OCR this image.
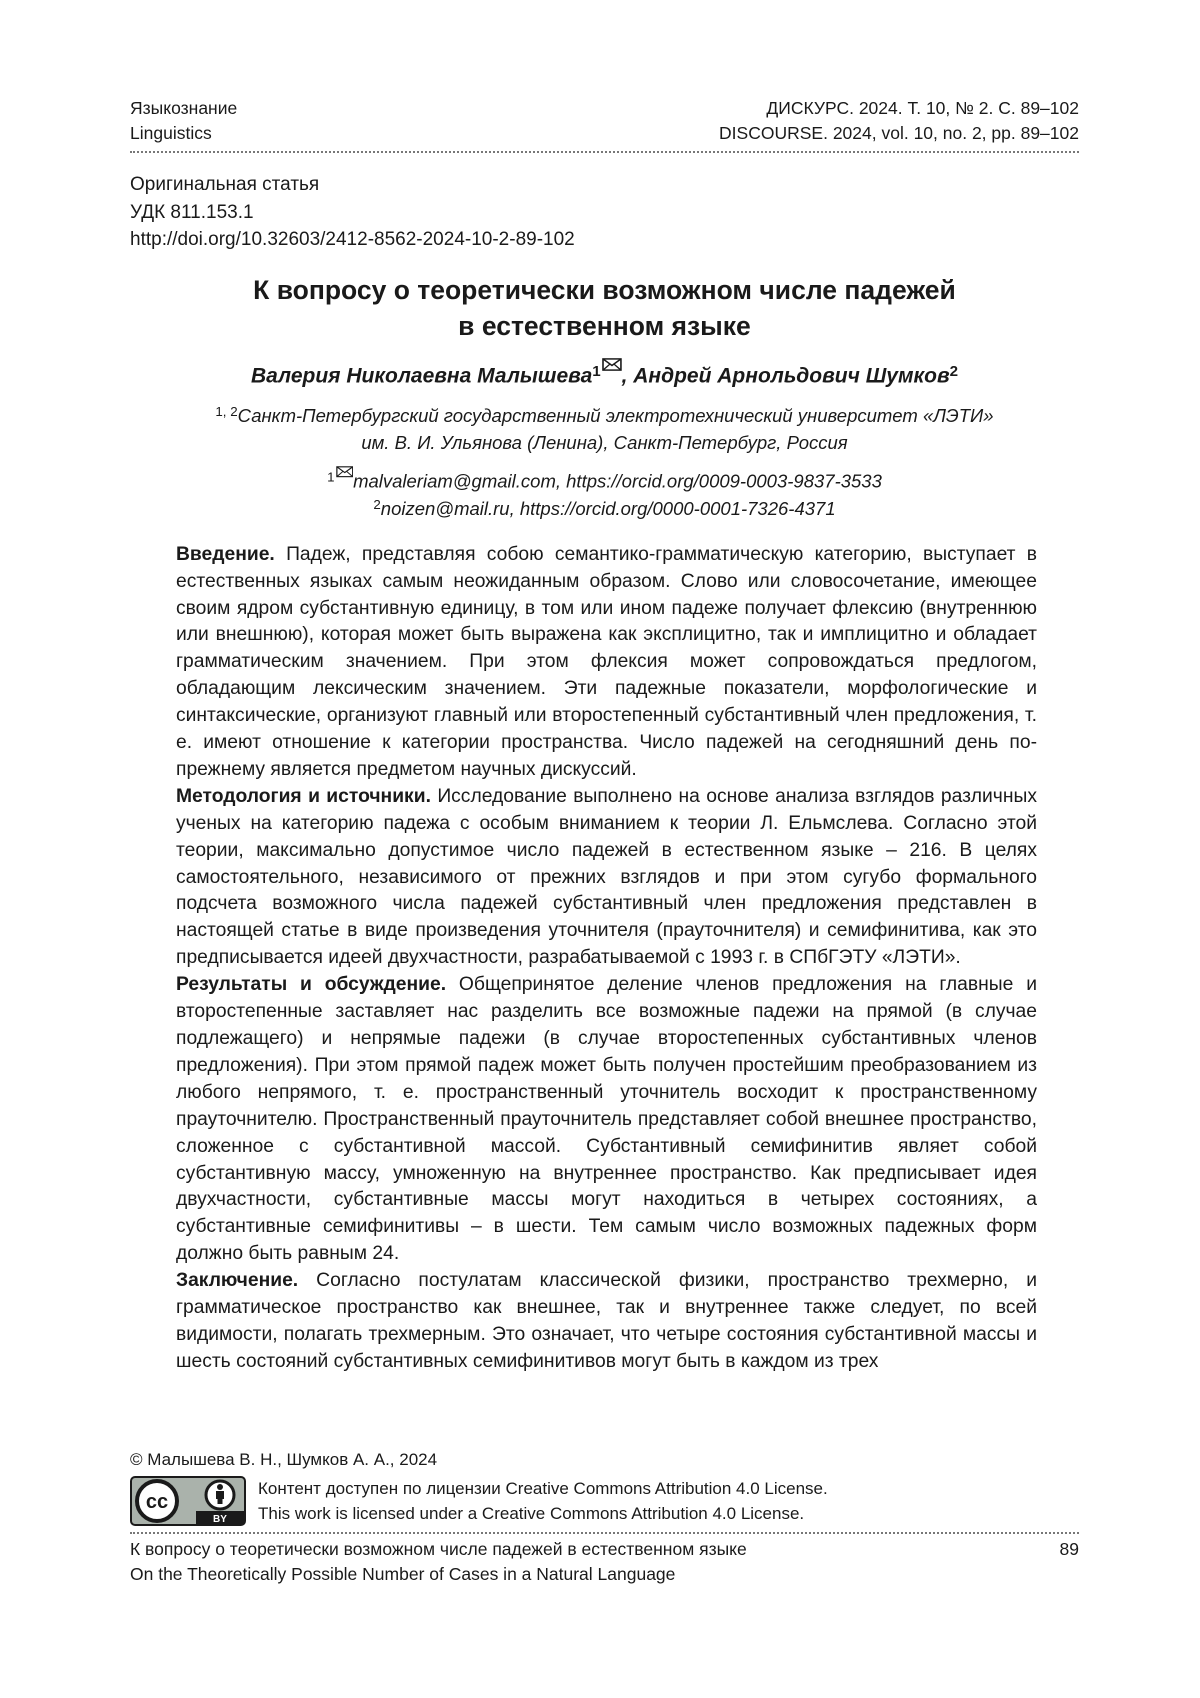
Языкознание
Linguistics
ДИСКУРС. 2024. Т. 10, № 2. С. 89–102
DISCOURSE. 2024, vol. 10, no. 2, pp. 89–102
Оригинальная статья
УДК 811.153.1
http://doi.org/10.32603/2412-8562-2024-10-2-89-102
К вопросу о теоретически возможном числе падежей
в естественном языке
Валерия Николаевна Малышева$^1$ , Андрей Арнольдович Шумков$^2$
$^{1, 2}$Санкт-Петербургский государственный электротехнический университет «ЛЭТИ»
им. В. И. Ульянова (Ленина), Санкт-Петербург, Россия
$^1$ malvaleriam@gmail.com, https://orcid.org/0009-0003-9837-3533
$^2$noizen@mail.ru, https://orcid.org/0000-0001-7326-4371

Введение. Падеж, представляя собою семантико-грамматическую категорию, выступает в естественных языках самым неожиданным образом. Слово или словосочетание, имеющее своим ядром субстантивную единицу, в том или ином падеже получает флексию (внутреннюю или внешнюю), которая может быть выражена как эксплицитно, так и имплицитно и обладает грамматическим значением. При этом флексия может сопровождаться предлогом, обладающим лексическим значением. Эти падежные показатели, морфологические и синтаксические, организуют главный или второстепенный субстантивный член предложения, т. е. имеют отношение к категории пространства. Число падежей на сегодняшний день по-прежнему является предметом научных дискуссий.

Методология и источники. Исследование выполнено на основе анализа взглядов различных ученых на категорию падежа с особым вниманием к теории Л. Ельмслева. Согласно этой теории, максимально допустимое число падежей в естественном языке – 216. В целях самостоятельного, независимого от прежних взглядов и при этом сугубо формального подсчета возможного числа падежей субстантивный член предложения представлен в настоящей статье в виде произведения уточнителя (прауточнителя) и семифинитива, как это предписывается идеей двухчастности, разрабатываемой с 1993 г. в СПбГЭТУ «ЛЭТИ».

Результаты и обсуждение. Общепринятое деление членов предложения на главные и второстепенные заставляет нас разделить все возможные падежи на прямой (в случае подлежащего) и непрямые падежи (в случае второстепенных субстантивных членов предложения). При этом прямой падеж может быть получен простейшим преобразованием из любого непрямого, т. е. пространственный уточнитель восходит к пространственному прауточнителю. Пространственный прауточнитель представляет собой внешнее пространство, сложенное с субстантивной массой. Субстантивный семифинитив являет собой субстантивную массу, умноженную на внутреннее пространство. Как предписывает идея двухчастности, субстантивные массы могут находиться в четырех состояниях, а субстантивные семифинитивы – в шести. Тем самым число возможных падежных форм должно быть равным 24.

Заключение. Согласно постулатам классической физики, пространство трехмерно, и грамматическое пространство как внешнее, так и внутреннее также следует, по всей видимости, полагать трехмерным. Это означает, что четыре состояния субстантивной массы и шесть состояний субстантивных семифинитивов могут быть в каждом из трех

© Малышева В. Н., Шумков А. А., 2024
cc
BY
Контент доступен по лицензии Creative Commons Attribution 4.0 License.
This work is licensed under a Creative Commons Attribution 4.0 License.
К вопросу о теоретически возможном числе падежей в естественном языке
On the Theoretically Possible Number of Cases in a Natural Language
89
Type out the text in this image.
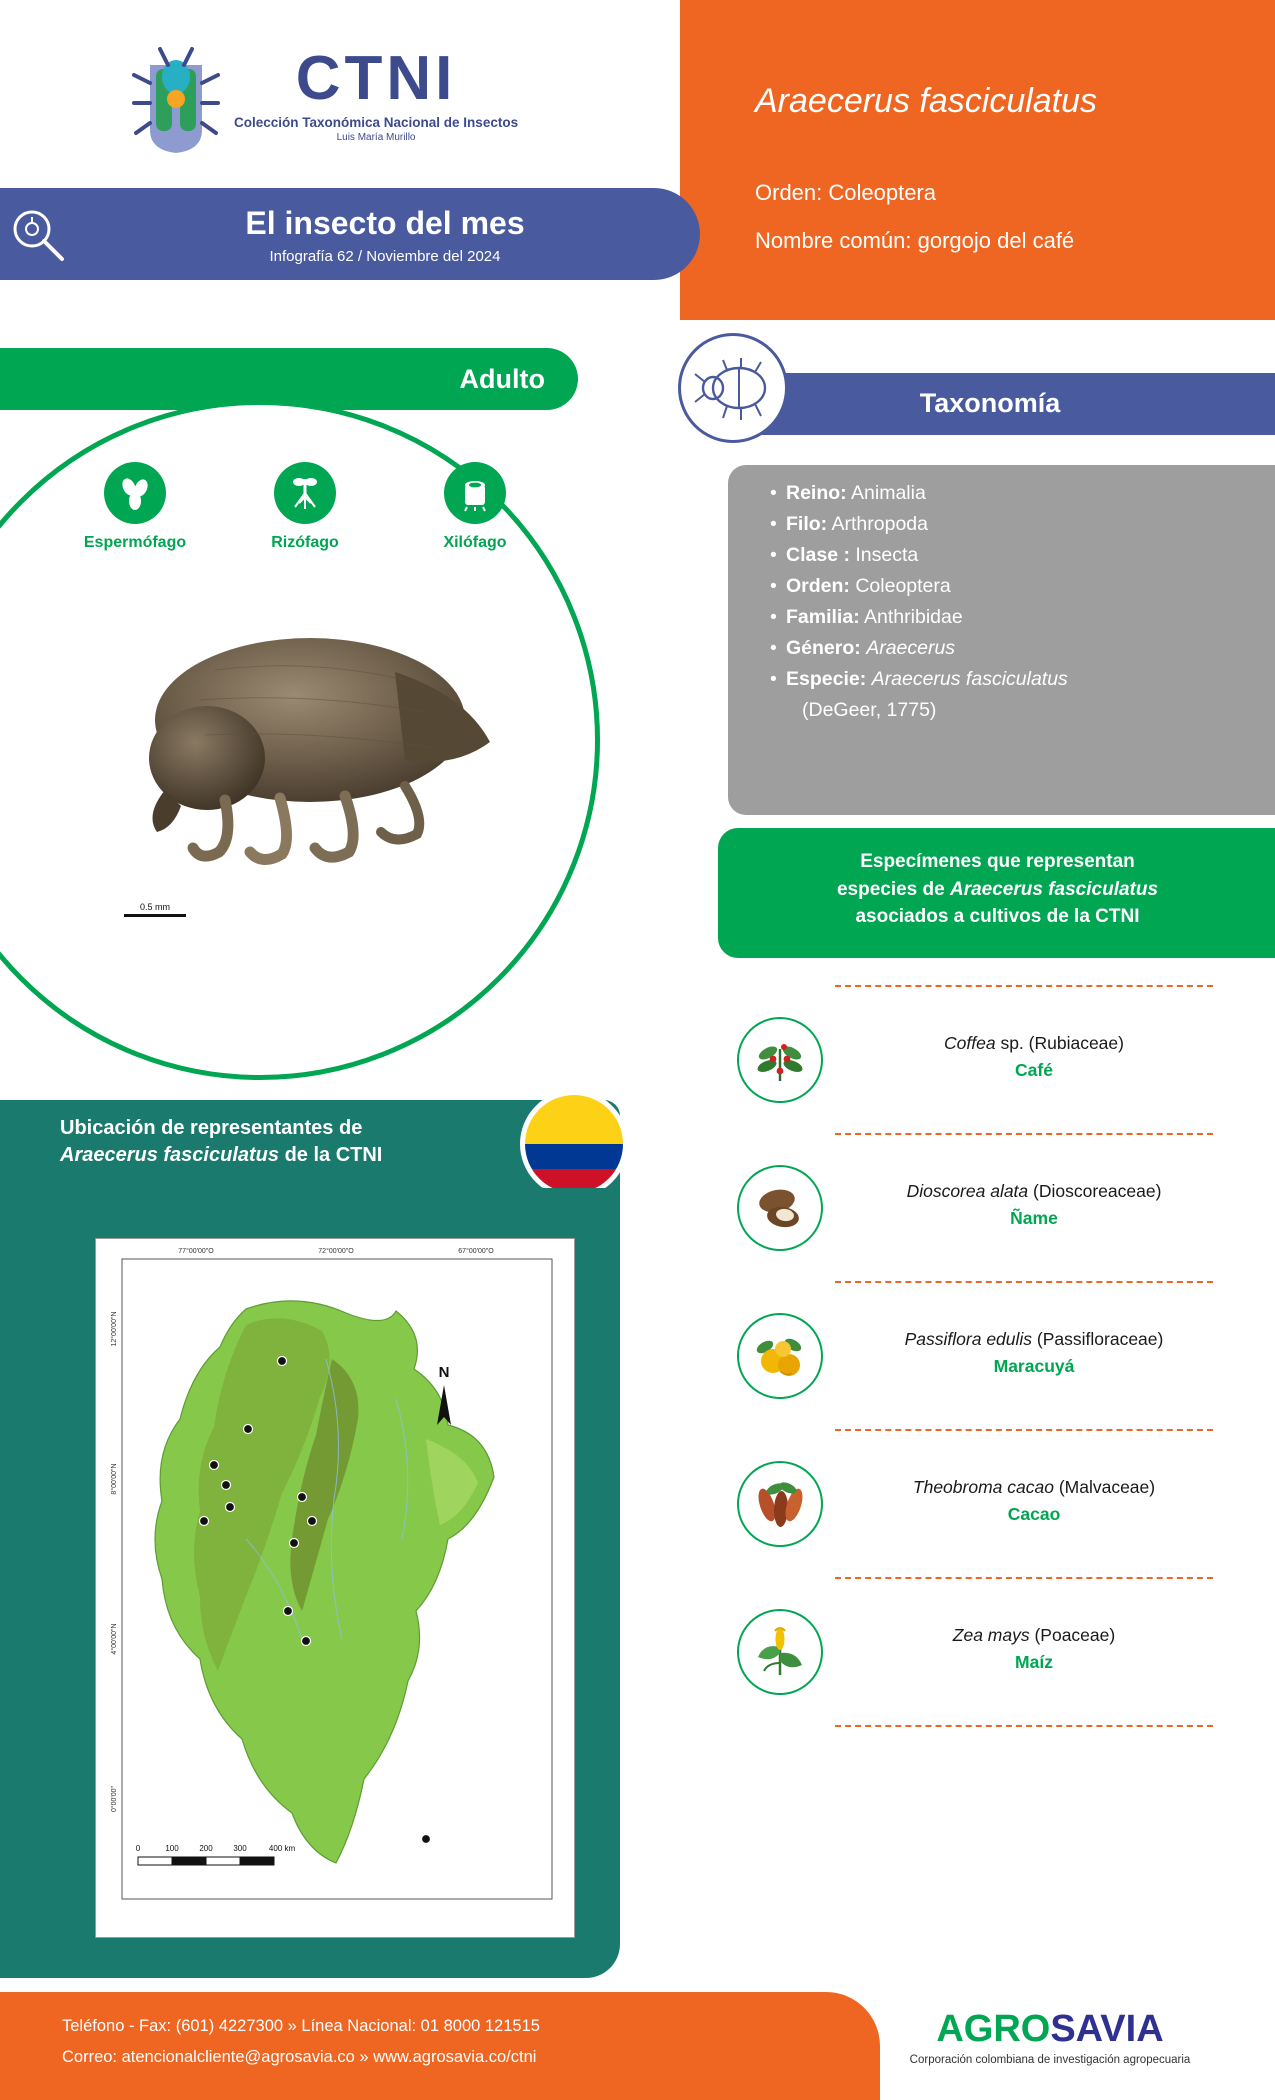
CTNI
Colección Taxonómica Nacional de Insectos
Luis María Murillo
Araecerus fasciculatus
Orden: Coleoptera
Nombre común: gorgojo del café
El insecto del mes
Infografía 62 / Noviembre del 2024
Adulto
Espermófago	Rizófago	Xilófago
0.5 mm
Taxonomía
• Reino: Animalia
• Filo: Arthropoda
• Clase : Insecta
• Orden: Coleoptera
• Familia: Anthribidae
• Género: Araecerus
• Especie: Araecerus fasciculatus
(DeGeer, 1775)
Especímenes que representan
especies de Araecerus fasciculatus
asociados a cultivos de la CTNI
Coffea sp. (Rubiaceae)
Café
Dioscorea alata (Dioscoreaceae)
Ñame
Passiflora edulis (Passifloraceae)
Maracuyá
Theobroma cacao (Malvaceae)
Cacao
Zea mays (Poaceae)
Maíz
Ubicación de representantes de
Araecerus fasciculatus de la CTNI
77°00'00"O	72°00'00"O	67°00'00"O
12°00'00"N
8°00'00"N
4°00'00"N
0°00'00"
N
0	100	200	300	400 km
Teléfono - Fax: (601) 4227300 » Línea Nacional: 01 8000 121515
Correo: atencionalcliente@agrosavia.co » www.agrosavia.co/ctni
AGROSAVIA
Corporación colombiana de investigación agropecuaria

================

* AIM OF THE TASK *
Note how many lines of the material contain the string "теоретически". Then report that number by itself.

* ANSWER TO THIS EXERCISE *
2